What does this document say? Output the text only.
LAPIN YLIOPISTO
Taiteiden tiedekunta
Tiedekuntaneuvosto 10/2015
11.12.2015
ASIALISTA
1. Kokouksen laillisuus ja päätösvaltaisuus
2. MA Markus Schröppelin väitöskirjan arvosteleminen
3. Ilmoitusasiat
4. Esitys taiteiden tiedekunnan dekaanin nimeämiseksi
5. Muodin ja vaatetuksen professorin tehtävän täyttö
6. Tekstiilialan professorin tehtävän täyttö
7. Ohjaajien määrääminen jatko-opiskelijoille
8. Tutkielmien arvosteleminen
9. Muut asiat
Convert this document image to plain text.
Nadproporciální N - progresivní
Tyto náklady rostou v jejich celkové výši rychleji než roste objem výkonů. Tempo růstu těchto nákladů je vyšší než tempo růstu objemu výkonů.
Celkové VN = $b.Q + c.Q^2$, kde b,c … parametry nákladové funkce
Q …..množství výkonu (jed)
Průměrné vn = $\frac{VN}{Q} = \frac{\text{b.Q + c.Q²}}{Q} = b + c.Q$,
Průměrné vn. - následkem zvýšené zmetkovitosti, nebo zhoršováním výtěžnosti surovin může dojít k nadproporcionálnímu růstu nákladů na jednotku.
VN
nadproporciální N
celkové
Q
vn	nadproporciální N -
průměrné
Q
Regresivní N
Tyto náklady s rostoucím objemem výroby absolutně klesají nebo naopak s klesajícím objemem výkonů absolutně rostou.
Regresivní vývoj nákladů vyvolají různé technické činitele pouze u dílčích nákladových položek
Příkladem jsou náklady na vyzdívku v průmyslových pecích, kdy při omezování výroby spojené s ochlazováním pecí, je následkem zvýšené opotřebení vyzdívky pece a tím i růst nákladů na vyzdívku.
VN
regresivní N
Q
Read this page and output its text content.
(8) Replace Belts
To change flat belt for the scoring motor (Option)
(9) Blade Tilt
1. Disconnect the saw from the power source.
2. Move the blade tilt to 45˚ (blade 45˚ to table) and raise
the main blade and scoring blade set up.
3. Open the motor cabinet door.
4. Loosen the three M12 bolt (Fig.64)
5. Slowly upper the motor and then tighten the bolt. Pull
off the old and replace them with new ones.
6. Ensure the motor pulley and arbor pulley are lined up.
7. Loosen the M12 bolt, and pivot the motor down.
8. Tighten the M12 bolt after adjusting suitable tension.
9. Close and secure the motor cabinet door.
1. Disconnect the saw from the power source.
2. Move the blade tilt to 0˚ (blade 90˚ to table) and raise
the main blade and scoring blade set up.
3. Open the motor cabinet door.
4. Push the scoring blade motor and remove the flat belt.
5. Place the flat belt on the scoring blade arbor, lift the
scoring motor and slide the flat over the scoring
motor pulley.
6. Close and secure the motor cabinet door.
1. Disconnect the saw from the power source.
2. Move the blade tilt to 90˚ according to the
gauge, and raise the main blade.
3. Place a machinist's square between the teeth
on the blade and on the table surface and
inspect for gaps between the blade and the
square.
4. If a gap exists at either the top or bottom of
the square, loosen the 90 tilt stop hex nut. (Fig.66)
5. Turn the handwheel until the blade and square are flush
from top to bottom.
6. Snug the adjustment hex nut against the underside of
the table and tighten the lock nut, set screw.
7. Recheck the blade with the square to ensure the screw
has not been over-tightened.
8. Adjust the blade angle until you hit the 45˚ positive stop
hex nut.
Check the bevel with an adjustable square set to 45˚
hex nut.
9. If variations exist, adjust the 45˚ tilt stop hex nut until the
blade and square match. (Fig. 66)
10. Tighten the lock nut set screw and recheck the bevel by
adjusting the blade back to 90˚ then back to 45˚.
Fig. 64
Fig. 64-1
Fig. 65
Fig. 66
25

EXERCISE INSTRUCTIONS - Above are lines of data; state how many of them contain the word "růstu", with no other output.

WRITTEN ANSWER - 2